[Task requirements] Take the listing and print it in full, exactly as given.

□ □ □

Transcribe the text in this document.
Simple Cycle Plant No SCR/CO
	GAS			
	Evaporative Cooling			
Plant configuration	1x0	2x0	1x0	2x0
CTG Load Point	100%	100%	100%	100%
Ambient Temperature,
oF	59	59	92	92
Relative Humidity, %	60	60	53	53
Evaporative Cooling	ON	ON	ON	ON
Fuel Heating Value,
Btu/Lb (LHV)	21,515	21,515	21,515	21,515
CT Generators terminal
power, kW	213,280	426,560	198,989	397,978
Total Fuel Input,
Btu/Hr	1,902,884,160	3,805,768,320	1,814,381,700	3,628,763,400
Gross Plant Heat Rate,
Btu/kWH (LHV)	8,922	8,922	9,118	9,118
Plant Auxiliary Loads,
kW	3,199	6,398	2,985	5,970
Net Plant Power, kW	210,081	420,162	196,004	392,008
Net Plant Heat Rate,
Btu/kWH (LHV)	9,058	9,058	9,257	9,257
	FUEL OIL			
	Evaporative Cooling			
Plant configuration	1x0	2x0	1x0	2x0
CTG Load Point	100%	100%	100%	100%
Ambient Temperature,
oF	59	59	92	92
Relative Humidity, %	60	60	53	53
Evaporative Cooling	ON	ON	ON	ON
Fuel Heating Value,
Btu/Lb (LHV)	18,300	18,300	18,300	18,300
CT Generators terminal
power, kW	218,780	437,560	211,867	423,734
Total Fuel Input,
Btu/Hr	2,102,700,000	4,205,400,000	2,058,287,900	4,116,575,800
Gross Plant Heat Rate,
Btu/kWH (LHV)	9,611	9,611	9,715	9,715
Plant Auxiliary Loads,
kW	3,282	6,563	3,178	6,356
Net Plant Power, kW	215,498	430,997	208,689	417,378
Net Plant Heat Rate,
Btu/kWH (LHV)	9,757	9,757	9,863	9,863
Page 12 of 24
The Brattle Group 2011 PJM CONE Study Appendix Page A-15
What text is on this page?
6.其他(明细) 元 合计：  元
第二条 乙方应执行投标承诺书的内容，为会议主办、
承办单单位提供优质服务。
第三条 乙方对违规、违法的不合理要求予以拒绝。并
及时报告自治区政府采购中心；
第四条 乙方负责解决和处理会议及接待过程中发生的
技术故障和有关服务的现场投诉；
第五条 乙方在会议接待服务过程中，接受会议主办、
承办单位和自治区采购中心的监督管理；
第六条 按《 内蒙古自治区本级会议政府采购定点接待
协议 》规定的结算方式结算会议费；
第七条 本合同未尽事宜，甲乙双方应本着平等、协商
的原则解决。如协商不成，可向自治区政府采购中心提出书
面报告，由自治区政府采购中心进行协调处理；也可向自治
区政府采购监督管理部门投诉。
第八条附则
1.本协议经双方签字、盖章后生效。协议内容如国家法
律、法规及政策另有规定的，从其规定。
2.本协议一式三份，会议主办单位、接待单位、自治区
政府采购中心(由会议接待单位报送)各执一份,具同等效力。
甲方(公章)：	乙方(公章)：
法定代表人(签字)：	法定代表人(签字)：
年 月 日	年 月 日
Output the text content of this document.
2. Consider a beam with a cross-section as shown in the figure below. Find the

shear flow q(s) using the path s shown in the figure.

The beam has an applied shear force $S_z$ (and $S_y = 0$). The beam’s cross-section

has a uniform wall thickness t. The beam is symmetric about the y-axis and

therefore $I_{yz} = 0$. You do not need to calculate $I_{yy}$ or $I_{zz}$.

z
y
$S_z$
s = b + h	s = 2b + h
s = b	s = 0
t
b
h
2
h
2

□ □ □

[Answer to this task]
Transcribe the text in this document.
Simple Cycle Plant No SCR/CO
	GAS			
	Evaporative Cooling			
Plant configuration	1x0	2x0	1x0	2x0
CTG Load Point	100%	100%	100%	100%
Ambient Temperature,
oF	59	59	92	92
Relative Humidity, %	60	60	53	53
Evaporative Cooling	ON	ON	ON	ON
Fuel Heating Value,
Btu/Lb (LHV)	21,515	21,515	21,515	21,515
CT Generators terminal
power, kW	213,280	426,560	198,989	397,978
Total Fuel Input,
Btu/Hr	1,902,884,160	3,805,768,320	1,814,381,700	3,628,763,400
Gross Plant Heat Rate,
Btu/kWH (LHV)	8,922	8,922	9,118	9,118
Plant Auxiliary Loads,
kW	3,199	6,398	2,985	5,970
Net Plant Power, kW	210,081	420,162	196,004	392,008
Net Plant Heat Rate,
Btu/kWH (LHV)	9,058	9,058	9,257	9,257
	FUEL OIL			
	Evaporative Cooling			
Plant configuration	1x0	2x0	1x0	2x0
CTG Load Point	100%	100%	100%	100%
Ambient Temperature,
oF	59	59	92	92
Relative Humidity, %	60	60	53	53
Evaporative Cooling	ON	ON	ON	ON
Fuel Heating Value,
Btu/Lb (LHV)	18,300	18,300	18,300	18,300
CT Generators terminal
power, kW	218,780	437,560	211,867	423,734
Total Fuel Input,
Btu/Hr	2,102,700,000	4,205,400,000	2,058,287,900	4,116,575,800
Gross Plant Heat Rate,
Btu/kWH (LHV)	9,611	9,611	9,715	9,715
Plant Auxiliary Loads,
kW	3,282	6,563	3,178	6,356
Net Plant Power, kW	215,498	430,997	208,689	417,378
Net Plant Heat Rate,
Btu/kWH (LHV)	9,757	9,757	9,863	9,863
Page 12 of 24
The Brattle Group 2011 PJM CONE Study Appendix Page A-15
What text is on this page?
6.其他(明细) 元 合计：  元
第二条 乙方应执行投标承诺书的内容，为会议主办、
承办单单位提供优质服务。
第三条 乙方对违规、违法的不合理要求予以拒绝。并
及时报告自治区政府采购中心；
第四条 乙方负责解决和处理会议及接待过程中发生的
技术故障和有关服务的现场投诉；
第五条 乙方在会议接待服务过程中，接受会议主办、
承办单位和自治区采购中心的监督管理；
第六条 按《 内蒙古自治区本级会议政府采购定点接待
协议 》规定的结算方式结算会议费；
第七条 本合同未尽事宜，甲乙双方应本着平等、协商
的原则解决。如协商不成，可向自治区政府采购中心提出书
面报告，由自治区政府采购中心进行协调处理；也可向自治
区政府采购监督管理部门投诉。
第八条附则
1.本协议经双方签字、盖章后生效。协议内容如国家法
律、法规及政策另有规定的，从其规定。
2.本协议一式三份，会议主办单位、接待单位、自治区
政府采购中心(由会议接待单位报送)各执一份,具同等效力。
甲方(公章)：	乙方(公章)：
法定代表人(签字)：	法定代表人(签字)：
年 月 日	年 月 日
Output the text content of this document.
2. Consider a beam with a cross-section as shown in the figure below. Find the

shear flow q(s) using the path s shown in the figure.

The beam has an applied shear force $S_z$ (and $S_y = 0$). The beam’s cross-section

has a uniform wall thickness t. The beam is symmetric about the y-axis and

therefore $I_{yz} = 0$. You do not need to calculate $I_{yy}$ or $I_{zz}$.

z
y
$S_z$
s = b + h	s = 2b + h
s = b	s = 0
t
b
h
2
h
2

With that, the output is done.